The exercise:
Identify every line in the records below that contains the word "jest", and copy each of those lines.

Excerpt from a dataset
▶

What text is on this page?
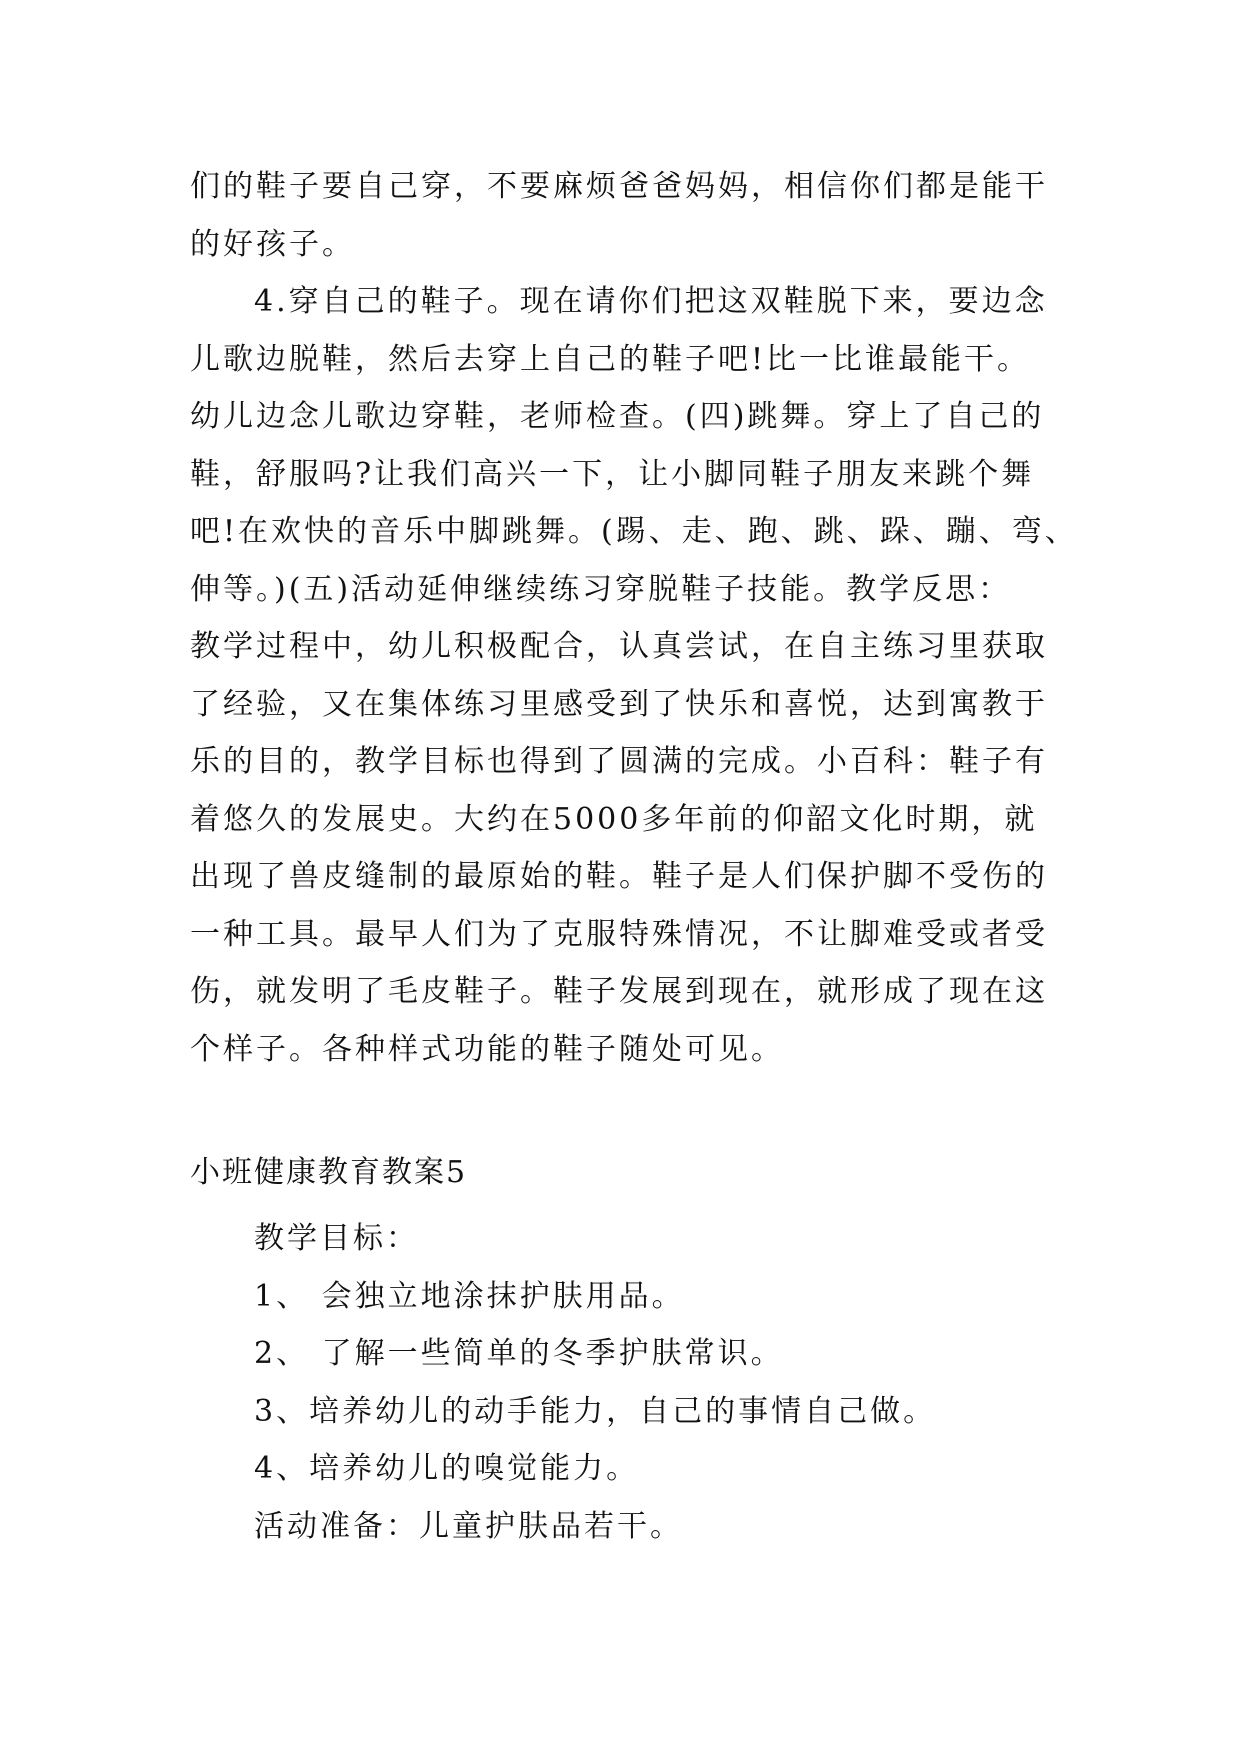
们的鞋子要自己穿，不要麻烦爸爸妈妈，相信你们都是能干
的好孩子。
4.穿自己的鞋子。现在请你们把这双鞋脱下来，要边念
儿歌边脱鞋，然后去穿上自己的鞋子吧!比一比谁最能干。
幼儿边念儿歌边穿鞋，老师检查。(四)跳舞。穿上了自己的
鞋，舒服吗?让我们高兴一下，让小脚同鞋子朋友来跳个舞
吧!在欢快的音乐中脚跳舞。(踢、走、跑、跳、跺、蹦、弯、
伸等。)(五)活动延伸继续练习穿脱鞋子技能。教学反思：
教学过程中，幼儿积极配合，认真尝试，在自主练习里获取
了经验，又在集体练习里感受到了快乐和喜悦，达到寓教于
乐的目的，教学目标也得到了圆满的完成。小百科：鞋子有
着悠久的发展史。大约在5000多年前的仰韶文化时期，就
出现了兽皮缝制的最原始的鞋。鞋子是人们保护脚不受伤的
一种工具。最早人们为了克服特殊情况，不让脚难受或者受
伤，就发明了毛皮鞋子。鞋子发展到现在，就形成了现在这
个样子。各种样式功能的鞋子随处可见。
小班健康教育教案5
教学目标：
1、 会独立地涂抹护肤用品。
2、 了解一些简单的冬季护肤常识。
3、培养幼儿的动手能力，自己的事情自己做。
4、培养幼儿的嗅觉能力。
活动准备：儿童护肤品若干。
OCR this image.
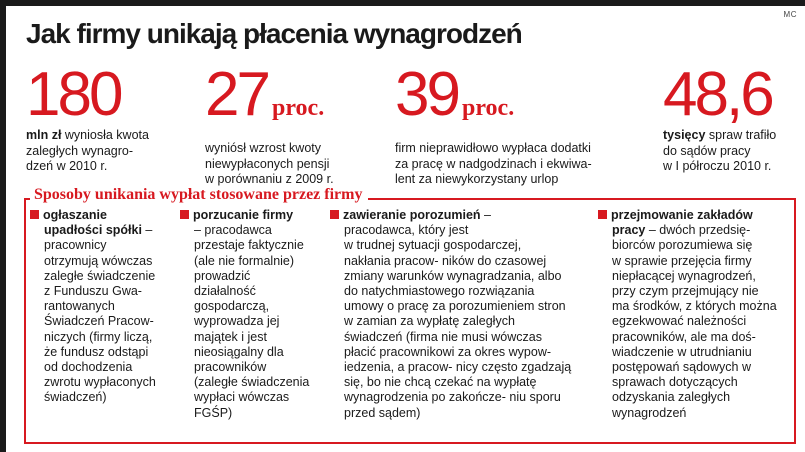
MC
Jak firmy unikają płacenia wynagrodzeń
180
mln zł wyniosła kwota
zaległych wynagro-
dzeń w 2010 r.
27 proc.
wyniósł wzrost kwoty
niewypłaconych pensji
w porównaniu z 2009 r.
39 proc.
firm nieprawidłowo wypłaca dodatki
za pracę w nadgodzinach i ekwiwa-
lent za niewykorzystany urlop
48,6
tysięcy spraw trafiło
do sądów pracy
w I półroczu 2010 r.
Sposoby unikania wypłat stosowane przez firmy
ogłaszanie
upadłości spółki –
pracownicy
otrzymują wówczas
zaległe świadczenie
z Funduszu Gwa-
rantowanych
Świadczeń Pracow-
niczych (firmy liczą,
że fundusz odstąpi
od dochodzenia
zwrotu wypłaconych
świadczeń)
porzucanie firmy
– pracodawca
przestaje faktycznie
(ale nie formalnie)
prowadzić
działalność
gospodarczą,
wyprowadza jej
majątek i jest
nieosiągalny dla
pracowników
(zaległe świadczenia
wypłaci wówczas
FGŚP)
zawieranie porozumień –
pracodawca, który jest
w trudnej sytuacji gospodarczej,
nakłania pracow- ników do czasowej
zmiany warunków wynagradzania, albo
do natychmiastowego rozwiązania
umowy o pracę za porozumieniem stron
w zamian za wypłatę zaległych
świadczeń (firma nie musi wówczas
płacić pracownikowi za okres wypow-
iedzenia, a pracow- nicy często zgadzają
się, bo nie chcą czekać na wypłatę
wynagrodzenia po zakończe- niu sporu
przed sądem)
przejmowanie zakładów
pracy – dwóch przedsię-
biorców porozumiewa się
w sprawie przejęcia firmy
niepłacącej wynagrodzeń,
przy czym przejmujący nie
ma środków, z których można
egzekwować należności
pracowników, ale ma doś-
wiadczenie w utrudnianiu
postępowań sądowych w
sprawach dotyczących
odzyskania zaległych
wynagrodzeń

◀

Solution to the problem:
majątek i jest
pracodawca, który jest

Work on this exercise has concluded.